Print the data exactly as it is given, please.

-- START OF Entries shown --

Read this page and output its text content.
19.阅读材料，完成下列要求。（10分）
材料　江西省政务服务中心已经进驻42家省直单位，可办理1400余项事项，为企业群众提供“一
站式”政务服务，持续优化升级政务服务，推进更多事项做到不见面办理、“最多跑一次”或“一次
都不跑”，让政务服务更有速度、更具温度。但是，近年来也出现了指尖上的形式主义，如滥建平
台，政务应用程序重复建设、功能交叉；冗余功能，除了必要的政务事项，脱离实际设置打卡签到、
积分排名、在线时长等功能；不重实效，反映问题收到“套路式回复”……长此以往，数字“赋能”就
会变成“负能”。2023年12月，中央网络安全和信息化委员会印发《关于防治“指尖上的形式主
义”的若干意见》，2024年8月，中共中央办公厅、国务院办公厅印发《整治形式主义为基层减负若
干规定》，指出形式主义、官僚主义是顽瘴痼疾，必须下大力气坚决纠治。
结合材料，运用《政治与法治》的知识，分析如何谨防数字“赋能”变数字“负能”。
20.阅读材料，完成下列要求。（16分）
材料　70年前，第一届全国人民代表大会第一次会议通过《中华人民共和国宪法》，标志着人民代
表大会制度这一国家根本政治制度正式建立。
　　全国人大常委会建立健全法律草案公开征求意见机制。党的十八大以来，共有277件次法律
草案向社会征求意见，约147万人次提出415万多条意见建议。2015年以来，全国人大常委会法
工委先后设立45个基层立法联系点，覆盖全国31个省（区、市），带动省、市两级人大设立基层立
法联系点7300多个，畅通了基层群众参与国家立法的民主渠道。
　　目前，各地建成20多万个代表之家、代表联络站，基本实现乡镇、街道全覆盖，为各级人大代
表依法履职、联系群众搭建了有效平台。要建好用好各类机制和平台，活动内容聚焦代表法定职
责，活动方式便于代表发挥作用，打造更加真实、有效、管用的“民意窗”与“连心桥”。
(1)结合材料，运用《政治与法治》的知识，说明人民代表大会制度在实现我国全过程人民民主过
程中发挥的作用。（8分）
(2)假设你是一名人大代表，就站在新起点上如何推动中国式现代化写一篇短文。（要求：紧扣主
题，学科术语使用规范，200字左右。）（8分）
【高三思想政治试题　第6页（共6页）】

-- END OF Entries shown --

— Complete response —
Read this page and output its text content.
19.阅读材料，完成下列要求。（10分）
材料　江西省政务服务中心已经进驻42家省直单位，可办理1400余项事项，为企业群众提供“一
站式”政务服务，持续优化升级政务服务，推进更多事项做到不见面办理、“最多跑一次”或“一次
都不跑”，让政务服务更有速度、更具温度。但是，近年来也出现了指尖上的形式主义，如滥建平
台，政务应用程序重复建设、功能交叉；冗余功能，除了必要的政务事项，脱离实际设置打卡签到、
积分排名、在线时长等功能；不重实效，反映问题收到“套路式回复”……长此以往，数字“赋能”就
会变成“负能”。2023年12月，中央网络安全和信息化委员会印发《关于防治“指尖上的形式主
义”的若干意见》，2024年8月，中共中央办公厅、国务院办公厅印发《整治形式主义为基层减负若
干规定》，指出形式主义、官僚主义是顽瘴痼疾，必须下大力气坚决纠治。
结合材料，运用《政治与法治》的知识，分析如何谨防数字“赋能”变数字“负能”。
20.阅读材料，完成下列要求。（16分）
材料　70年前，第一届全国人民代表大会第一次会议通过《中华人民共和国宪法》，标志着人民代
表大会制度这一国家根本政治制度正式建立。
　　全国人大常委会建立健全法律草案公开征求意见机制。党的十八大以来，共有277件次法律
草案向社会征求意见，约147万人次提出415万多条意见建议。2015年以来，全国人大常委会法
工委先后设立45个基层立法联系点，覆盖全国31个省（区、市），带动省、市两级人大设立基层立
法联系点7300多个，畅通了基层群众参与国家立法的民主渠道。
　　目前，各地建成20多万个代表之家、代表联络站，基本实现乡镇、街道全覆盖，为各级人大代
表依法履职、联系群众搭建了有效平台。要建好用好各类机制和平台，活动内容聚焦代表法定职
责，活动方式便于代表发挥作用，打造更加真实、有效、管用的“民意窗”与“连心桥”。
(1)结合材料，运用《政治与法治》的知识，说明人民代表大会制度在实现我国全过程人民民主过
程中发挥的作用。（8分）
(2)假设你是一名人大代表，就站在新起点上如何推动中国式现代化写一篇短文。（要求：紧扣主
题，学科术语使用规范，200字左右。）（8分）
【高三思想政治试题　第6页（共6页）】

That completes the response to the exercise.